Return the lines from the beginning of the data up to and including the line that contains "table-row: 11.5 6.5 2.10 [72,989,550,1036]", reproducing each one without any change.

Stored data:
-- Start --

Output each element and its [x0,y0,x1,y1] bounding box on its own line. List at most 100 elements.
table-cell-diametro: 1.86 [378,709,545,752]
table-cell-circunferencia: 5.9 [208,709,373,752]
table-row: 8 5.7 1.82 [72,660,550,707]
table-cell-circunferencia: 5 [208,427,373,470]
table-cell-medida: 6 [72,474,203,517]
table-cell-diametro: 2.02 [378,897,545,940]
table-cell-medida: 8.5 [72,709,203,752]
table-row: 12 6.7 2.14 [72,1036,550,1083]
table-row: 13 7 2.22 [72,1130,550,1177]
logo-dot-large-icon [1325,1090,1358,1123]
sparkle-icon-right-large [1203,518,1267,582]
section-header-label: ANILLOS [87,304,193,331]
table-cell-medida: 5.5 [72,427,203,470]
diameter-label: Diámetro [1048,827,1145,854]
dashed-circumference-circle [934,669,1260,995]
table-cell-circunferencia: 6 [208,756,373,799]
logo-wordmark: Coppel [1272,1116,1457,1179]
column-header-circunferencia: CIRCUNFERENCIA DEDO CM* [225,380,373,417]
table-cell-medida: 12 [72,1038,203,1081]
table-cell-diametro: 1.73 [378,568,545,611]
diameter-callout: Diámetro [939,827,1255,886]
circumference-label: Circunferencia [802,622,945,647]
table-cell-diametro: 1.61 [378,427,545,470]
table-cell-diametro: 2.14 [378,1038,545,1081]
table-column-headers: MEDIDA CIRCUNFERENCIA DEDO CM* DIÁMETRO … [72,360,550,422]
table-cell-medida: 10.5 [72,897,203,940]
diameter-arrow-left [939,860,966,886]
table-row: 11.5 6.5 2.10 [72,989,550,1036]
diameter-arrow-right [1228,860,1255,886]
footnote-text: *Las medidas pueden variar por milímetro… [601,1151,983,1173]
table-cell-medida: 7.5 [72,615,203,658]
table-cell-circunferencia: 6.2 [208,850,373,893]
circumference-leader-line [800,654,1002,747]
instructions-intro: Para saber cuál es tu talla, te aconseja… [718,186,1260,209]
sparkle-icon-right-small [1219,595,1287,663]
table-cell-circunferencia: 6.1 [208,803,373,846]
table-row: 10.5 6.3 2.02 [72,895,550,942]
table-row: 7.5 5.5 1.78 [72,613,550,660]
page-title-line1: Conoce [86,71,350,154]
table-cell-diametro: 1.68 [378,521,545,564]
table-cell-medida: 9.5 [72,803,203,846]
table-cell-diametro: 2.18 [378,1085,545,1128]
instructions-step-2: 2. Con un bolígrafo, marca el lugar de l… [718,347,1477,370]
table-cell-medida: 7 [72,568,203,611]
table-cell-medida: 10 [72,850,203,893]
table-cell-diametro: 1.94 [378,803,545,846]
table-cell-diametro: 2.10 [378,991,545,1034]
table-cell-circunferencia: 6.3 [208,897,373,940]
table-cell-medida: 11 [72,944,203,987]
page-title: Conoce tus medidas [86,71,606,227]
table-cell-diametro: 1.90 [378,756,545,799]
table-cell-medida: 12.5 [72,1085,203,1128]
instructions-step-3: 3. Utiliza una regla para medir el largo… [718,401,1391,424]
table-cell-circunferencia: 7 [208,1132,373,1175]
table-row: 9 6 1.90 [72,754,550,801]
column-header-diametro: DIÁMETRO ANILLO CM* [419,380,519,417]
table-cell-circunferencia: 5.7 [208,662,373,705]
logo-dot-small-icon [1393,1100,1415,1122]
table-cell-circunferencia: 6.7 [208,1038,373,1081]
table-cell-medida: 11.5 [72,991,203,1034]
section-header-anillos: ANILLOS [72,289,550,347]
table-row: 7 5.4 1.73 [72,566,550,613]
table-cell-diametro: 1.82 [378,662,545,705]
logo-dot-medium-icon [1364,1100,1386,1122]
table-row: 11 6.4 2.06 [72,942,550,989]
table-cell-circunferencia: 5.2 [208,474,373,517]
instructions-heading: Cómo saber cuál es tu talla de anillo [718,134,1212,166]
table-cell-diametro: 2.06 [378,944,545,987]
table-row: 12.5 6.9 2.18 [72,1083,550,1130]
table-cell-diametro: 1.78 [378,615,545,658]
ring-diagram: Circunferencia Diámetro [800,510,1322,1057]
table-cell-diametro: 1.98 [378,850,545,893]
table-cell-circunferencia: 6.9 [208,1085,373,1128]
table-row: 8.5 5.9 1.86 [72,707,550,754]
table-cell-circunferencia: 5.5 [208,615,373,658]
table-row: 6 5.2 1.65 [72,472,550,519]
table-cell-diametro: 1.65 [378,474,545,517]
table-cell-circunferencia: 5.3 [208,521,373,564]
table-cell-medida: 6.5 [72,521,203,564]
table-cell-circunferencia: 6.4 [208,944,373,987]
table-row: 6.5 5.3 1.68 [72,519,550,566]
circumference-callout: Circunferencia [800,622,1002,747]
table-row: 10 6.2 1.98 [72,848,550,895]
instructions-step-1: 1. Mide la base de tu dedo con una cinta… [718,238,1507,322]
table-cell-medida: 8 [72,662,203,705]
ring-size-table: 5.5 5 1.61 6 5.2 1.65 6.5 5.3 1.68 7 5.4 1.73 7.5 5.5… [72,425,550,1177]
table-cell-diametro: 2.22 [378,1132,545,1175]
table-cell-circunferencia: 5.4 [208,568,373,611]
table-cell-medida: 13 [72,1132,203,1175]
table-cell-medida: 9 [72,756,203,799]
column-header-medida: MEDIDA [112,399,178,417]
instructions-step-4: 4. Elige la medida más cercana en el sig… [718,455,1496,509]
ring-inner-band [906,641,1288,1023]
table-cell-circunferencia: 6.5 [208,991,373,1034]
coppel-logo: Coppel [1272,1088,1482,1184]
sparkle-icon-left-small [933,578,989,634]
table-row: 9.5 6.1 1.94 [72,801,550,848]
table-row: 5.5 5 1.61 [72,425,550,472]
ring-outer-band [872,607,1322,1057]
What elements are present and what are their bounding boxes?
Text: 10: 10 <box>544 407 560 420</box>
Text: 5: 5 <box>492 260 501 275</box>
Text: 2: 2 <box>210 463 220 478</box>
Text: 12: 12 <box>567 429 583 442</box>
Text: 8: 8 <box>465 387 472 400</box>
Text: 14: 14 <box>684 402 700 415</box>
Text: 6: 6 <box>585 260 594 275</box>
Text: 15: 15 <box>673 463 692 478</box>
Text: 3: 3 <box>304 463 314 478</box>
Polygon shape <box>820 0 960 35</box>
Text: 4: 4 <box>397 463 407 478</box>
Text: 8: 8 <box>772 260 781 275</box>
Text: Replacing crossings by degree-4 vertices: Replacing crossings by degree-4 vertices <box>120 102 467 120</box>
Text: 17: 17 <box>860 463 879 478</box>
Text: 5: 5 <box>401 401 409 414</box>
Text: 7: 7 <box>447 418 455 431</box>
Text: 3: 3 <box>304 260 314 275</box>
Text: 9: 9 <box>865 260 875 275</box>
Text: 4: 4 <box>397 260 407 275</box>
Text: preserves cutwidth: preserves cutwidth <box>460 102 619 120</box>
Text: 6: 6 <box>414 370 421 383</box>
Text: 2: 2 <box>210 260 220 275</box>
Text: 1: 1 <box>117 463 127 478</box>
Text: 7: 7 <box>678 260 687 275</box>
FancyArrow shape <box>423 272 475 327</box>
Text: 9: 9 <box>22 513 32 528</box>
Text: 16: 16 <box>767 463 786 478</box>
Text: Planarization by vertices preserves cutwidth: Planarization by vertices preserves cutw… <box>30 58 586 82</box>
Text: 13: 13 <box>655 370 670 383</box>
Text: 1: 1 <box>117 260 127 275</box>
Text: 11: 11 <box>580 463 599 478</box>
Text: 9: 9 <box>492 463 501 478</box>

-- End --

Response below:
Output each element and its [x0,y0,x1,y1] bounding box on its own line. List at most 100 elements.
table-cell-diametro: 1.86 [378,709,545,752]
table-cell-circunferencia: 5.9 [208,709,373,752]
table-row: 8 5.7 1.82 [72,660,550,707]
table-cell-circunferencia: 5 [208,427,373,470]
table-cell-medida: 6 [72,474,203,517]
table-cell-diametro: 2.02 [378,897,545,940]
table-cell-medida: 8.5 [72,709,203,752]
table-row: 12 6.7 2.14 [72,1036,550,1083]
table-row: 13 7 2.22 [72,1130,550,1177]
logo-dot-large-icon [1325,1090,1358,1123]
sparkle-icon-right-large [1203,518,1267,582]
section-header-label: ANILLOS [87,304,193,331]
table-cell-medida: 5.5 [72,427,203,470]
diameter-label: Diámetro [1048,827,1145,854]
dashed-circumference-circle [934,669,1260,995]
table-cell-circunferencia: 6 [208,756,373,799]
logo-wordmark: Coppel [1272,1116,1457,1179]
column-header-circunferencia: CIRCUNFERENCIA DEDO CM* [225,380,373,417]
table-cell-medida: 12 [72,1038,203,1081]
table-cell-diametro: 1.73 [378,568,545,611]
diameter-callout: Diámetro [939,827,1255,886]
circumference-label: Circunferencia [802,622,945,647]
table-cell-diametro: 1.61 [378,427,545,470]
table-cell-diametro: 2.14 [378,1038,545,1081]
table-column-headers: MEDIDA CIRCUNFERENCIA DEDO CM* DIÁMETRO … [72,360,550,422]
table-cell-medida: 10.5 [72,897,203,940]
diameter-arrow-left [939,860,966,886]
table-row: 11.5 6.5 2.10 [72,989,550,1036]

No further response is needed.